**Task description**
Copy out the lines that include the word "Development".

**Data entries**
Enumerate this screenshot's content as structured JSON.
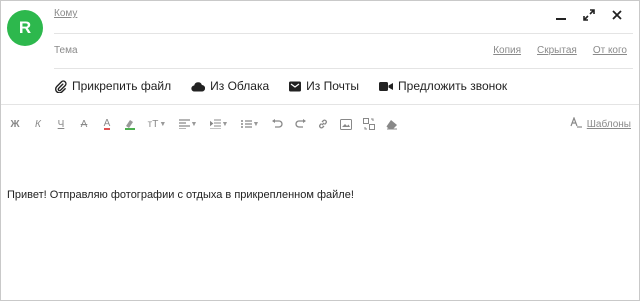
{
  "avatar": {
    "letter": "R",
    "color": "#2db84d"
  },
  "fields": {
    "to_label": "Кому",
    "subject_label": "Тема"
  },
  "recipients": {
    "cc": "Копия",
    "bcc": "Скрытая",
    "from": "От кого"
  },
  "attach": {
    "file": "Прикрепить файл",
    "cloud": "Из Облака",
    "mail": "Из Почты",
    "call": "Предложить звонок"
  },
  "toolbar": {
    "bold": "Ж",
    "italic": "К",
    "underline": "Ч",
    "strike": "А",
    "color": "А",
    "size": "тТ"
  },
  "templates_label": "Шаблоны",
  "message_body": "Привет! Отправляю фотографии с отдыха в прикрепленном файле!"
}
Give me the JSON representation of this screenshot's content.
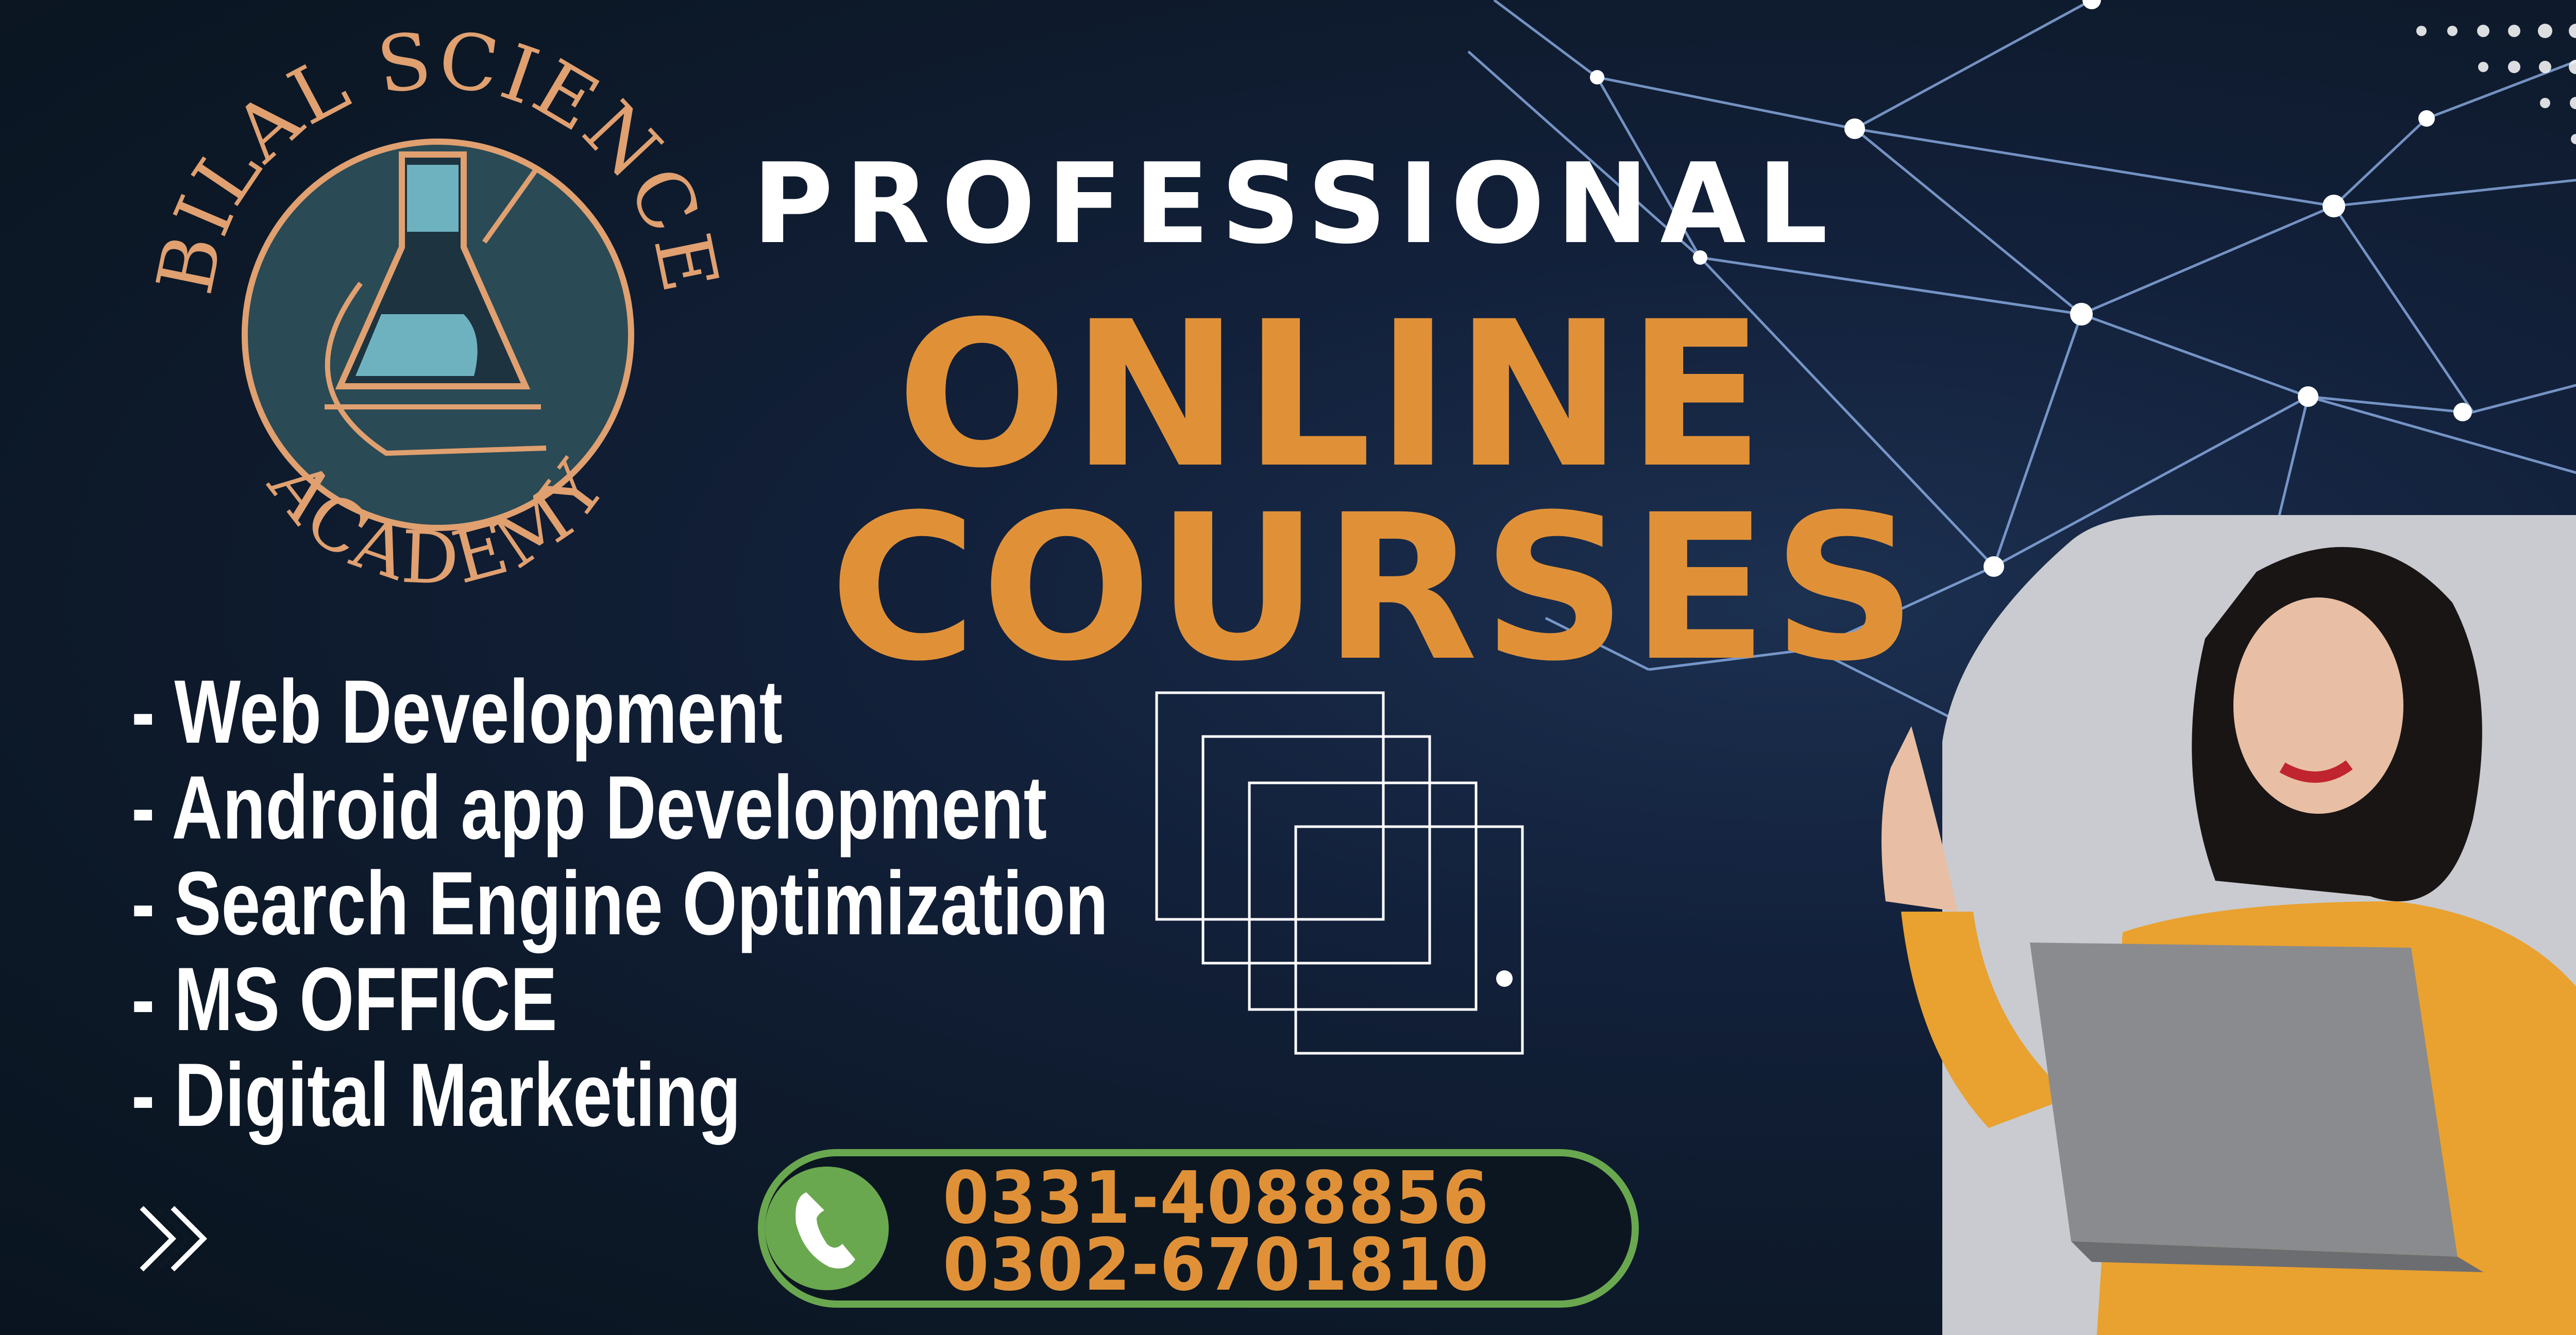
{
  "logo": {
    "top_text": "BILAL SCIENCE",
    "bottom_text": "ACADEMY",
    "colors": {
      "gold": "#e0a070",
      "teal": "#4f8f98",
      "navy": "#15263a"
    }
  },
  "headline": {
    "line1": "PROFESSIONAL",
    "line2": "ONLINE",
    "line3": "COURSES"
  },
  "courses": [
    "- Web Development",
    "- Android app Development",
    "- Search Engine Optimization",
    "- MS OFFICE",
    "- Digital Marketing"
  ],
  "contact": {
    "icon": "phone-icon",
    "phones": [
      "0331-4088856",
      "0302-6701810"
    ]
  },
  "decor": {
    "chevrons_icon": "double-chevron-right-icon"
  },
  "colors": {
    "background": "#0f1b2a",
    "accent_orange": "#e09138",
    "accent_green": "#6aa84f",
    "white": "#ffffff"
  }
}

...

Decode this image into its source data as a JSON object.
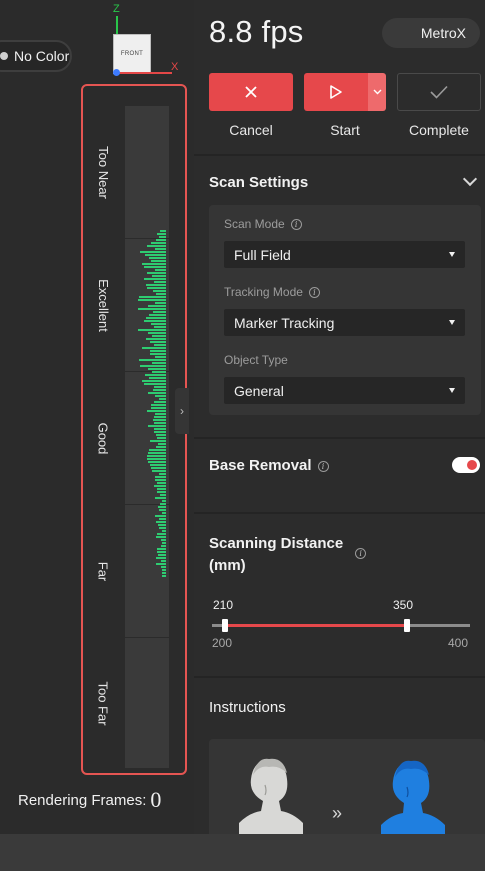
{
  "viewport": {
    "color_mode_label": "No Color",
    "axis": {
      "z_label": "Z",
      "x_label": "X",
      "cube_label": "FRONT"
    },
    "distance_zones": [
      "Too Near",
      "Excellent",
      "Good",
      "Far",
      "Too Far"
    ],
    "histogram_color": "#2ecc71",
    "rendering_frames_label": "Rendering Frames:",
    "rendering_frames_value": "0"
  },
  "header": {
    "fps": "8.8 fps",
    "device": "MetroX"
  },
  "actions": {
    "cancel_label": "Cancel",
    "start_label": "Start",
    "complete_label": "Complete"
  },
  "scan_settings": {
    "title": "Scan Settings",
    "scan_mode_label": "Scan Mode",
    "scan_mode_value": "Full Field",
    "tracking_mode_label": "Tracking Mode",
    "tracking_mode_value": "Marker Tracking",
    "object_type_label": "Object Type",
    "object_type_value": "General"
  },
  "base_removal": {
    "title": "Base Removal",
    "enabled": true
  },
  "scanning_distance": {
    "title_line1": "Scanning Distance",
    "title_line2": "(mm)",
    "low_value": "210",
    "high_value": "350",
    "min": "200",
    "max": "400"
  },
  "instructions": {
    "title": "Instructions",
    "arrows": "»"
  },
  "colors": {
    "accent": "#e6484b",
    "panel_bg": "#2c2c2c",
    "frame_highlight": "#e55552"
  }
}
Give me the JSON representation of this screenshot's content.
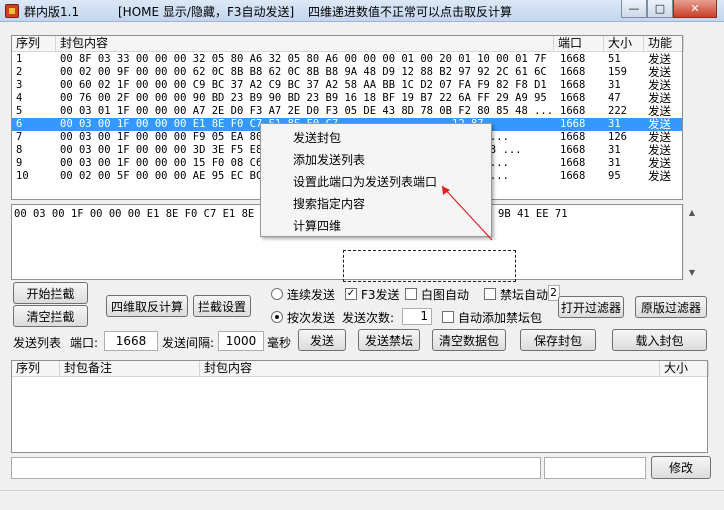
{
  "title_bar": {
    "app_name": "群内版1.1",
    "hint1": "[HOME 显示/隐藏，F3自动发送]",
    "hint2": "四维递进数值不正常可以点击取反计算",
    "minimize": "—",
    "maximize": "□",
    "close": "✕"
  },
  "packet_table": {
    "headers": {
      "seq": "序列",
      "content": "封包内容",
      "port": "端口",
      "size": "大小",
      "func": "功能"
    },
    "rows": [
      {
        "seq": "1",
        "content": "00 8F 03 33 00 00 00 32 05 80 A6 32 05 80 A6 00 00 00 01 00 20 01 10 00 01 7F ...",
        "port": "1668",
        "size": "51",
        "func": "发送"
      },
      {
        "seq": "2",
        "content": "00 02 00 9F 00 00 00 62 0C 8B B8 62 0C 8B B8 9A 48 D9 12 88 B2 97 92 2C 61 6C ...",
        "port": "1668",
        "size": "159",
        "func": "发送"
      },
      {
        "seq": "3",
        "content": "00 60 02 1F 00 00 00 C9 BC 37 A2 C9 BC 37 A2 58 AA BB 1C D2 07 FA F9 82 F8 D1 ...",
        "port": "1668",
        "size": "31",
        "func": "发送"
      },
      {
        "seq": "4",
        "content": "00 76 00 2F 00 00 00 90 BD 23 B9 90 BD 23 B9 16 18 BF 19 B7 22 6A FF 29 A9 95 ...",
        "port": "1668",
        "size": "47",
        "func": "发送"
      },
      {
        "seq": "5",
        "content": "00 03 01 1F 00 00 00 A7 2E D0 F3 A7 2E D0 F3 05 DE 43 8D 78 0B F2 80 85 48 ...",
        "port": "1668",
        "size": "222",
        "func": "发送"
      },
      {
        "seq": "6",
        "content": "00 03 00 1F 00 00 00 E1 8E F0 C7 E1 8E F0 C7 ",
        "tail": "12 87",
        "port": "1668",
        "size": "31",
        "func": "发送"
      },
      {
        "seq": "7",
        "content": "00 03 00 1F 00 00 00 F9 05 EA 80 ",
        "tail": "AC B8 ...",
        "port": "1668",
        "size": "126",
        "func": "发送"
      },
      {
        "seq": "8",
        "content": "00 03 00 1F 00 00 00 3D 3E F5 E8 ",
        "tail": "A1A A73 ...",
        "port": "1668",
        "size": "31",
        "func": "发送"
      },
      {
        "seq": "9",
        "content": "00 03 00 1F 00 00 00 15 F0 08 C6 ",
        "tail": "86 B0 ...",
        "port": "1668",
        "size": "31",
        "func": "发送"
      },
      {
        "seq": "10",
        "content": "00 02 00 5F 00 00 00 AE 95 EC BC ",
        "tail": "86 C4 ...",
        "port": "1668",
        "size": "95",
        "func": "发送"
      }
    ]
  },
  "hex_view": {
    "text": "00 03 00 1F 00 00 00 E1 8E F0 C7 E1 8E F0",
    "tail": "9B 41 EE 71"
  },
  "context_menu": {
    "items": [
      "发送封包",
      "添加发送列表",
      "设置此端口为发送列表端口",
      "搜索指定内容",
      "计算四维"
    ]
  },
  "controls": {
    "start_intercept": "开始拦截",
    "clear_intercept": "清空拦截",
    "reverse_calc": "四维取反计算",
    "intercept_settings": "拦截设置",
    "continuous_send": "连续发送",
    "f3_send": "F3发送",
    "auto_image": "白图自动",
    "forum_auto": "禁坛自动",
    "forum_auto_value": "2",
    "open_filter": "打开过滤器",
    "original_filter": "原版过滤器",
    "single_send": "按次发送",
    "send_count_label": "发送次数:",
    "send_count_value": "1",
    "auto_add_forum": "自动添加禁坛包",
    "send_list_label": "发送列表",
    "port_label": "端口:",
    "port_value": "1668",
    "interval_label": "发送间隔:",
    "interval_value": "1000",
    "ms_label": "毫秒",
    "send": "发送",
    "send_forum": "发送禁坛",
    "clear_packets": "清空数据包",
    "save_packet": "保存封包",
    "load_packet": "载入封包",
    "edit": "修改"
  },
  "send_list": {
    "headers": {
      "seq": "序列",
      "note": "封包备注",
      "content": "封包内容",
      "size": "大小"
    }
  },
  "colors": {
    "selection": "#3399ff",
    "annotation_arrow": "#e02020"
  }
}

---

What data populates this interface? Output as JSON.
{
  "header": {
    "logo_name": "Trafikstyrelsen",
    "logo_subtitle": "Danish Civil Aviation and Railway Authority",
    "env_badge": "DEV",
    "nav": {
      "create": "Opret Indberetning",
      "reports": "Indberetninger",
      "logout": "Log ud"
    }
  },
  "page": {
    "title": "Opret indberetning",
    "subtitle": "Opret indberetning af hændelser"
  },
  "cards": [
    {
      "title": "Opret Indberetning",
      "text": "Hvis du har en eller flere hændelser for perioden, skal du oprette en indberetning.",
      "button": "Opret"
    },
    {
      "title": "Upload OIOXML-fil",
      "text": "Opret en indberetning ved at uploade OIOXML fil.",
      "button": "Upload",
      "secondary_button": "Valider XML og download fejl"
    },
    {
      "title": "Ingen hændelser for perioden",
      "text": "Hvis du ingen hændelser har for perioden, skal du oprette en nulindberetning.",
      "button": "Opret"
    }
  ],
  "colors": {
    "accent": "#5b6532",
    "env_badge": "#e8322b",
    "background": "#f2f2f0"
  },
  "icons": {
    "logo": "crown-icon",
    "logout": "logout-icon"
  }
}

**Result of this task**
    "- Web Development",
    "- Android app Development",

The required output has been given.